----- Study material -----

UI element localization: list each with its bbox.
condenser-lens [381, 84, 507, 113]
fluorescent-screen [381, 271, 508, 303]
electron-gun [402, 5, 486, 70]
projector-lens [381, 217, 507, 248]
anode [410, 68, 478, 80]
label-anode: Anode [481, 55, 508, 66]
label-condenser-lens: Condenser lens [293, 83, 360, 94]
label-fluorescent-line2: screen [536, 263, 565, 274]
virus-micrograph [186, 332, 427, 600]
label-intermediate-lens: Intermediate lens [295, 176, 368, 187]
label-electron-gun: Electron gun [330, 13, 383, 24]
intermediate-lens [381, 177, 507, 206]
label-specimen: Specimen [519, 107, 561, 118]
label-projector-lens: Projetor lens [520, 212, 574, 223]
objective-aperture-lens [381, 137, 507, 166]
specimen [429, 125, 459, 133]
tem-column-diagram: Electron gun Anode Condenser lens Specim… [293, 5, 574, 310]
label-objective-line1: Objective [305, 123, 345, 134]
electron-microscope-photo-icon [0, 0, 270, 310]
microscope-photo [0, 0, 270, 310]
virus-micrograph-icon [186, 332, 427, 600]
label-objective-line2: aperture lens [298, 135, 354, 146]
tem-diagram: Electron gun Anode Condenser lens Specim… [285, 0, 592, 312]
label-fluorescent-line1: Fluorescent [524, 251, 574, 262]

-----

| Exercise instructions |
Please repeat the data above verbatim, all of it.

| Answer box |
UI element localization: list each with its bbox.
condenser-lens [381, 84, 507, 113]
fluorescent-screen [381, 271, 508, 303]
electron-gun [402, 5, 486, 70]
projector-lens [381, 217, 507, 248]
anode [410, 68, 478, 80]
label-anode: Anode [481, 55, 508, 66]
label-condenser-lens: Condenser lens [293, 83, 360, 94]
label-fluorescent-line2: screen [536, 263, 565, 274]
virus-micrograph [186, 332, 427, 600]
label-intermediate-lens: Intermediate lens [295, 176, 368, 187]
label-electron-gun: Electron gun [330, 13, 383, 24]
intermediate-lens [381, 177, 507, 206]
label-specimen: Specimen [519, 107, 561, 118]
label-projector-lens: Projetor lens [520, 212, 574, 223]
objective-aperture-lens [381, 137, 507, 166]
specimen [429, 125, 459, 133]
tem-column-diagram: Electron gun Anode Condenser lens Specim… [293, 5, 574, 310]
label-objective-line1: Objective [305, 123, 345, 134]
electron-microscope-photo-icon [0, 0, 270, 310]
microscope-photo [0, 0, 270, 310]
virus-micrograph-icon [186, 332, 427, 600]
label-objective-line2: aperture lens [298, 135, 354, 146]
tem-diagram: Electron gun Anode Condenser lens Specim… [285, 0, 592, 312]
label-fluorescent-line1: Fluorescent [524, 251, 574, 262]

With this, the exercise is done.